(Do this) Pick out each line below containing "Sermons".

(Extracted data entries)
********
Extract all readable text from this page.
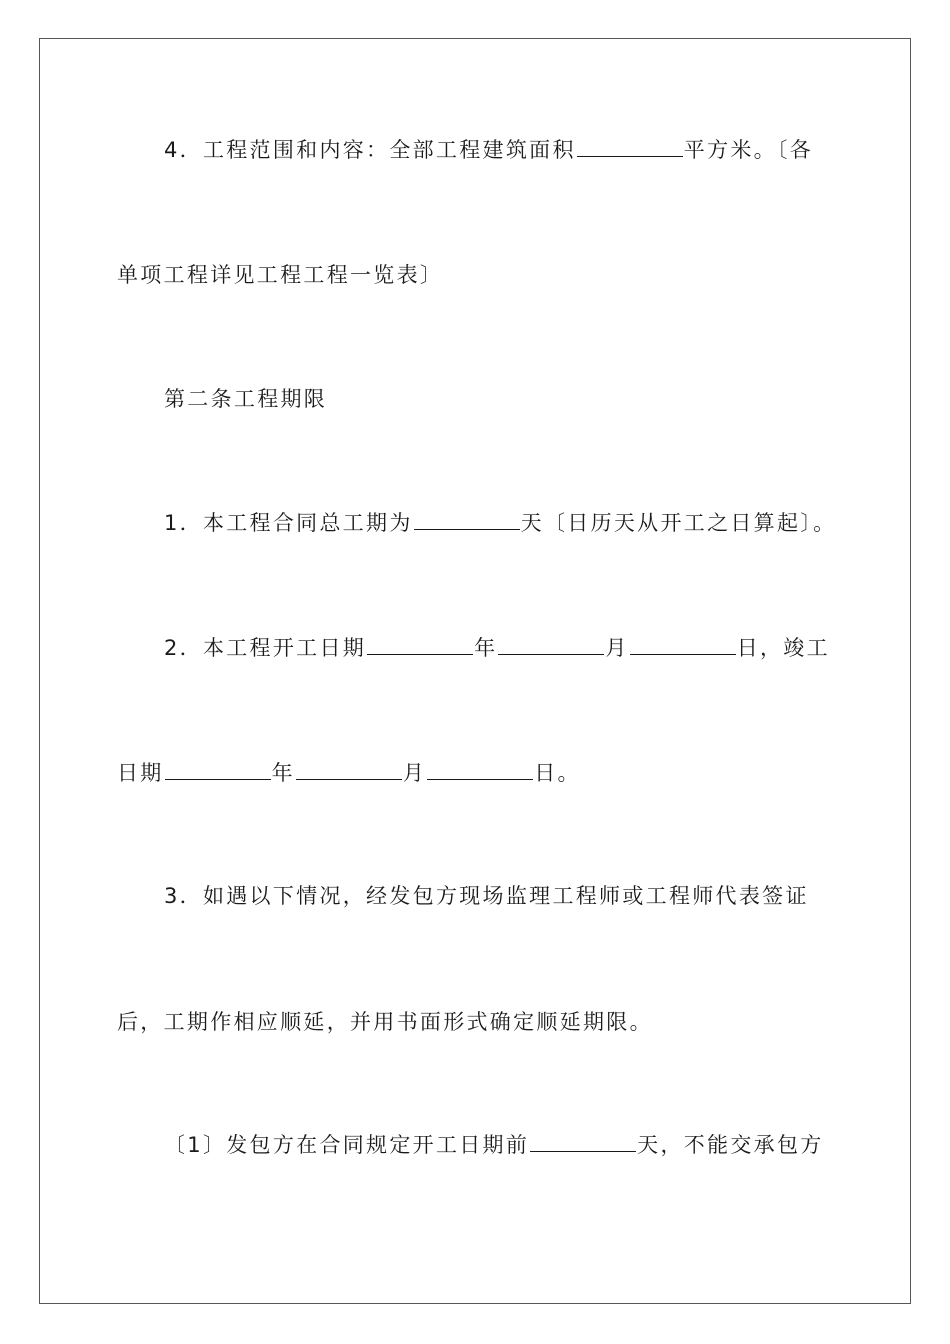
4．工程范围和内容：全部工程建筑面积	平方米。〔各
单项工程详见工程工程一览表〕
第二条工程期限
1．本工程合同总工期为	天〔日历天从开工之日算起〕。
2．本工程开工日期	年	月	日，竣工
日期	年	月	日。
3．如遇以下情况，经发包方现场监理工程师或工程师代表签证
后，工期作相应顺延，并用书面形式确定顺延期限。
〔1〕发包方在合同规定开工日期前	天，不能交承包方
********
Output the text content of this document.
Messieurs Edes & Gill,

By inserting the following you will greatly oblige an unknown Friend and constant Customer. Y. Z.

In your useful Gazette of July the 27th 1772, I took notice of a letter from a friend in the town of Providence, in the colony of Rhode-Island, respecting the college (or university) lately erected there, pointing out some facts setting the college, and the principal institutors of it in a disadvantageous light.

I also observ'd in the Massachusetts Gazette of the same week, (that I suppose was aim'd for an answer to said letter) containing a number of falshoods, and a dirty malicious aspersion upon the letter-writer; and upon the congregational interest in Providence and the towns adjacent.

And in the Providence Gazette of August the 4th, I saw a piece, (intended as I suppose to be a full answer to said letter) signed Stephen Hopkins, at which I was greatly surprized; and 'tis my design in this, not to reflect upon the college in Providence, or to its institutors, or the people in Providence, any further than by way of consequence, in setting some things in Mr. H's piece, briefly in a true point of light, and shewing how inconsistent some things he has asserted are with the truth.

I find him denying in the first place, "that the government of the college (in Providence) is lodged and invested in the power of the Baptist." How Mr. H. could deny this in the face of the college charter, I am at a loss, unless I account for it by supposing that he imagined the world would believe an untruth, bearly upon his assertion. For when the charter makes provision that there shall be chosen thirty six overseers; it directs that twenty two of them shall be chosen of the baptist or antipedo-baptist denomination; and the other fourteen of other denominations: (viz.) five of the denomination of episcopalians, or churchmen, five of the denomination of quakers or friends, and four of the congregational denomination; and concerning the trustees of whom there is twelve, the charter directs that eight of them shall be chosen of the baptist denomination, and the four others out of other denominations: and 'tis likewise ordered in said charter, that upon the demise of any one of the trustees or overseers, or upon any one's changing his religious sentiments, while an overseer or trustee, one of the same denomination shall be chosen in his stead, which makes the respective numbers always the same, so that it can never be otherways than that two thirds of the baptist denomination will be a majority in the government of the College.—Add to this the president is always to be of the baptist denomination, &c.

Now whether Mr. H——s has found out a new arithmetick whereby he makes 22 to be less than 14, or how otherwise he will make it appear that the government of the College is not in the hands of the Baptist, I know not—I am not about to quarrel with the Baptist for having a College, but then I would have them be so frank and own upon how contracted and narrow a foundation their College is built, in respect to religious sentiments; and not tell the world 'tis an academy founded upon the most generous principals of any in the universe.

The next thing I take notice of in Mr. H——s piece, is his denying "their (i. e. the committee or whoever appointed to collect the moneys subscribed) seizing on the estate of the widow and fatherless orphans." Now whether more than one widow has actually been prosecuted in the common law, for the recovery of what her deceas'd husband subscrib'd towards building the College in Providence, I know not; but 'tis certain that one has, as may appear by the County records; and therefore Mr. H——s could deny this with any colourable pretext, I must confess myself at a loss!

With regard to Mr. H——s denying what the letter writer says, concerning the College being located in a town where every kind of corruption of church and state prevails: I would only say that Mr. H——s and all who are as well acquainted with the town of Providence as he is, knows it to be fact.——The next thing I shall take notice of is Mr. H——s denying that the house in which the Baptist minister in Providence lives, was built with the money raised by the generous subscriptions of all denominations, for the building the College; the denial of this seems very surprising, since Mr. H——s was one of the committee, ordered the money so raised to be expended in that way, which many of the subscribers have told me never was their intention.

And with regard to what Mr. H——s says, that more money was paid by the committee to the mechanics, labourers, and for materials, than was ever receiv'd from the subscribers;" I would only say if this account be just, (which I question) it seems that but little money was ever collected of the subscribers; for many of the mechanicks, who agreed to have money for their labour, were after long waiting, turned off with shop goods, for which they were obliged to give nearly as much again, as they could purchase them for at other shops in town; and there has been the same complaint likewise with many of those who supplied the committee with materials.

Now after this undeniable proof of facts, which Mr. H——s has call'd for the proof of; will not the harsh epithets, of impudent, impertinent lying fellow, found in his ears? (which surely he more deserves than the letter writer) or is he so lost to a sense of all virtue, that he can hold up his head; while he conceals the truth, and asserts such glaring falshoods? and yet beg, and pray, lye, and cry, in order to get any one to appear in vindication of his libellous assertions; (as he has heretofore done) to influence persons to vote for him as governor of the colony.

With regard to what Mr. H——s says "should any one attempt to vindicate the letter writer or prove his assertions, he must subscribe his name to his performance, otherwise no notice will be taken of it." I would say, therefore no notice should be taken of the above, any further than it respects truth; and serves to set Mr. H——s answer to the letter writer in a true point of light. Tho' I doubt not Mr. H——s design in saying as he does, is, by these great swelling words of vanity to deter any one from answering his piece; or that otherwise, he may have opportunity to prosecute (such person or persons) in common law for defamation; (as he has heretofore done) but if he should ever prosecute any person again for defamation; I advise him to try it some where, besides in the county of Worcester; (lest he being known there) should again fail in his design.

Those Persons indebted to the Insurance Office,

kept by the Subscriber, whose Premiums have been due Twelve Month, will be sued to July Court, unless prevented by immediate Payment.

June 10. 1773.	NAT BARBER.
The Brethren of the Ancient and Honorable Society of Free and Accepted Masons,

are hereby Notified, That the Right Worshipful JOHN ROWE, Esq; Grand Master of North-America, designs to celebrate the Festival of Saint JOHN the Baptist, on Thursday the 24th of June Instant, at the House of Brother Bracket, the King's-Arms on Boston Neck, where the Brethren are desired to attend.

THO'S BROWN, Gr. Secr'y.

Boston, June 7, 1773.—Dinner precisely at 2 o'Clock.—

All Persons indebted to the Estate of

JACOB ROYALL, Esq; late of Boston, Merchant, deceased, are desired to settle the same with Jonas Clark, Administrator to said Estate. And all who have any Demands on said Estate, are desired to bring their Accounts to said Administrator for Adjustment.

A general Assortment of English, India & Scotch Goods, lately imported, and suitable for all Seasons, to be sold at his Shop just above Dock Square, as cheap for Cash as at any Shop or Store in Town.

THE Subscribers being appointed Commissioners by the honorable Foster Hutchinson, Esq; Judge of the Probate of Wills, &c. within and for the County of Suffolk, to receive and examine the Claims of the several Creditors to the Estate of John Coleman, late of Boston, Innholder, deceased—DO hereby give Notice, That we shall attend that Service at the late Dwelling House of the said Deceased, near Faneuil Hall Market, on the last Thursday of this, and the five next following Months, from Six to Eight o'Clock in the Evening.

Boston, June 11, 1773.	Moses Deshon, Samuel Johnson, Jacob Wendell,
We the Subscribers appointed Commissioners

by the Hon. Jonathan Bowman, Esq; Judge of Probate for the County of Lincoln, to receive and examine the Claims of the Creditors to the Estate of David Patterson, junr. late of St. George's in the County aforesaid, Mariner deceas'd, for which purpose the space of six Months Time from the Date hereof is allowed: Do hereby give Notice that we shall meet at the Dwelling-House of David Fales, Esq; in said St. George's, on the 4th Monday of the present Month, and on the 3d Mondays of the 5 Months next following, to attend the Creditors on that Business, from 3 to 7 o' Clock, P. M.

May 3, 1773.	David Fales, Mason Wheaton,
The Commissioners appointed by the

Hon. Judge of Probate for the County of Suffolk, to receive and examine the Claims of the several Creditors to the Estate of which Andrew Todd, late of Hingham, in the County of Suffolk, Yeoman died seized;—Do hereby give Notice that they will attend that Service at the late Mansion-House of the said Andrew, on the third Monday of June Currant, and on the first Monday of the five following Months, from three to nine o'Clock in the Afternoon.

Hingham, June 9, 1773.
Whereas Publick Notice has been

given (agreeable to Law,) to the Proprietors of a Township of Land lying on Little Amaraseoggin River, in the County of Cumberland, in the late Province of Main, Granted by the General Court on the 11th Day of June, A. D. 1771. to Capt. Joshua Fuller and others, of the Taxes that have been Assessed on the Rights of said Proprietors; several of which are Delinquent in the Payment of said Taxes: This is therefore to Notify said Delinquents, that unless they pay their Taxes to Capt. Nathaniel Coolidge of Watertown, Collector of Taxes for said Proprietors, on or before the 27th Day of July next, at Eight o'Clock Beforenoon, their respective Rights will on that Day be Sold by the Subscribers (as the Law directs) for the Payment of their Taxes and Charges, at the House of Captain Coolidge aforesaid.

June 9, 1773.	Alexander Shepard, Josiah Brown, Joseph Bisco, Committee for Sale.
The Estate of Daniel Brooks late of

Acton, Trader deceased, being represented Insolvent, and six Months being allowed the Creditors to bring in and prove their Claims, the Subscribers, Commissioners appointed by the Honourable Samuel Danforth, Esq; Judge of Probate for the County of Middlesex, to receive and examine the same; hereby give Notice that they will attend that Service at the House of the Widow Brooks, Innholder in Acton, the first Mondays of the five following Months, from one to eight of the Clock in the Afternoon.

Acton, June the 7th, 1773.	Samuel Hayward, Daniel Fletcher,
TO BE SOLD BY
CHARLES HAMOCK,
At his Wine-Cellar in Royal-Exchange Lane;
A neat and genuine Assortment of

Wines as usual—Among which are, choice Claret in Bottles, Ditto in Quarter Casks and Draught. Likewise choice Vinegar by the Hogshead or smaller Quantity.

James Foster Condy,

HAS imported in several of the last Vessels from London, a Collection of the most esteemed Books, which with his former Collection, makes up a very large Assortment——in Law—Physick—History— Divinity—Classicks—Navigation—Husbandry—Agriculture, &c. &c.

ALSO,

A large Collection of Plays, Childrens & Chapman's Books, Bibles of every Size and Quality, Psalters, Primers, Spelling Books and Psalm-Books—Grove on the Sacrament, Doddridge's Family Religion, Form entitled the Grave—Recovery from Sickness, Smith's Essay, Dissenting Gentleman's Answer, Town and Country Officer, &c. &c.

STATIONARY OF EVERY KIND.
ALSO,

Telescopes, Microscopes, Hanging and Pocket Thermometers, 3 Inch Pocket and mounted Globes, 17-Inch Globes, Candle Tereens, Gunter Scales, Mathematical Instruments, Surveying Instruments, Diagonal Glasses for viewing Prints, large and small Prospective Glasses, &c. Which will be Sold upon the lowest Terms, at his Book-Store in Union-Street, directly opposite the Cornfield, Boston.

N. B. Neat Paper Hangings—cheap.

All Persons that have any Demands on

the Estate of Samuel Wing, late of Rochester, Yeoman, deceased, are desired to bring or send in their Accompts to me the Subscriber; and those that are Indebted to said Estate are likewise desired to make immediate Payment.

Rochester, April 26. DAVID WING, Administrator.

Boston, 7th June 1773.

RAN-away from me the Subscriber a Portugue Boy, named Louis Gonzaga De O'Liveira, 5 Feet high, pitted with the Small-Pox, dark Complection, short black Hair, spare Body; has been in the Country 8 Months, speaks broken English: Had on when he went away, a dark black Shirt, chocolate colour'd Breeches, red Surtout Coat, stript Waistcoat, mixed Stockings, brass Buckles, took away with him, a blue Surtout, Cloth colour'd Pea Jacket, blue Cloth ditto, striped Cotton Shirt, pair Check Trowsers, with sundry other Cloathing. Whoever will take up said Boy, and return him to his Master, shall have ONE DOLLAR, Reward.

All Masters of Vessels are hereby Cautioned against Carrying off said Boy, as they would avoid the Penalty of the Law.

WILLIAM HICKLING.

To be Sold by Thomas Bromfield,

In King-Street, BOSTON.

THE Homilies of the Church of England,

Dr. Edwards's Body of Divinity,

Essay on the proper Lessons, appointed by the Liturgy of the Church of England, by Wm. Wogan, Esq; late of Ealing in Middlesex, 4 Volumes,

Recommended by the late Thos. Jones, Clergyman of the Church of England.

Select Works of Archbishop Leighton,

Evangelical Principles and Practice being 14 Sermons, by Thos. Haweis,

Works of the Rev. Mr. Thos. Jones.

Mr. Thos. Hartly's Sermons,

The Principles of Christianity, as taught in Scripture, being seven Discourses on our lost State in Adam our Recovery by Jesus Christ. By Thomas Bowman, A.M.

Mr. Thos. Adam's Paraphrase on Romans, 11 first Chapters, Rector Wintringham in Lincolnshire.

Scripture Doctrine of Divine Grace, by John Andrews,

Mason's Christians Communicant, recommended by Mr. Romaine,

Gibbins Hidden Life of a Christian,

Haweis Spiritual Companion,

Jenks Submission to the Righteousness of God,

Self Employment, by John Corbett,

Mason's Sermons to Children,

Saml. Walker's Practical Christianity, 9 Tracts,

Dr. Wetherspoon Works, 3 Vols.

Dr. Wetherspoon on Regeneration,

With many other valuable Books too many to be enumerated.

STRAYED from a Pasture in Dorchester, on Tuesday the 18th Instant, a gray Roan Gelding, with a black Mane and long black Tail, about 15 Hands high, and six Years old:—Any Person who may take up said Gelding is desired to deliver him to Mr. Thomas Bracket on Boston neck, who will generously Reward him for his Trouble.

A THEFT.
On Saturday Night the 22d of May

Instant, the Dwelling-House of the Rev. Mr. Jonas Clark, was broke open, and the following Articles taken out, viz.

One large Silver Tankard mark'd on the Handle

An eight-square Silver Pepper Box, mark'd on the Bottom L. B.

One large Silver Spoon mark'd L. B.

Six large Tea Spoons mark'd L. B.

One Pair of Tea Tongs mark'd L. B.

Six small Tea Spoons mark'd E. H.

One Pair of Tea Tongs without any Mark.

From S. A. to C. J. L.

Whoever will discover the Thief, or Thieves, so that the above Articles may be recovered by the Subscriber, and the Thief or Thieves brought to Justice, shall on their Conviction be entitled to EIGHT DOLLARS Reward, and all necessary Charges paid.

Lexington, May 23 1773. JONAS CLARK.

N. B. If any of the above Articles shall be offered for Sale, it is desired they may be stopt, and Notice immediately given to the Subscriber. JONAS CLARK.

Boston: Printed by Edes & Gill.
********
(Answer to this problem)
Evangelical Principles and Practice being 14 Sermons, by Thos. Haweis,
Mr. Thos. Hartly's Sermons,
Mason's Sermons to Children,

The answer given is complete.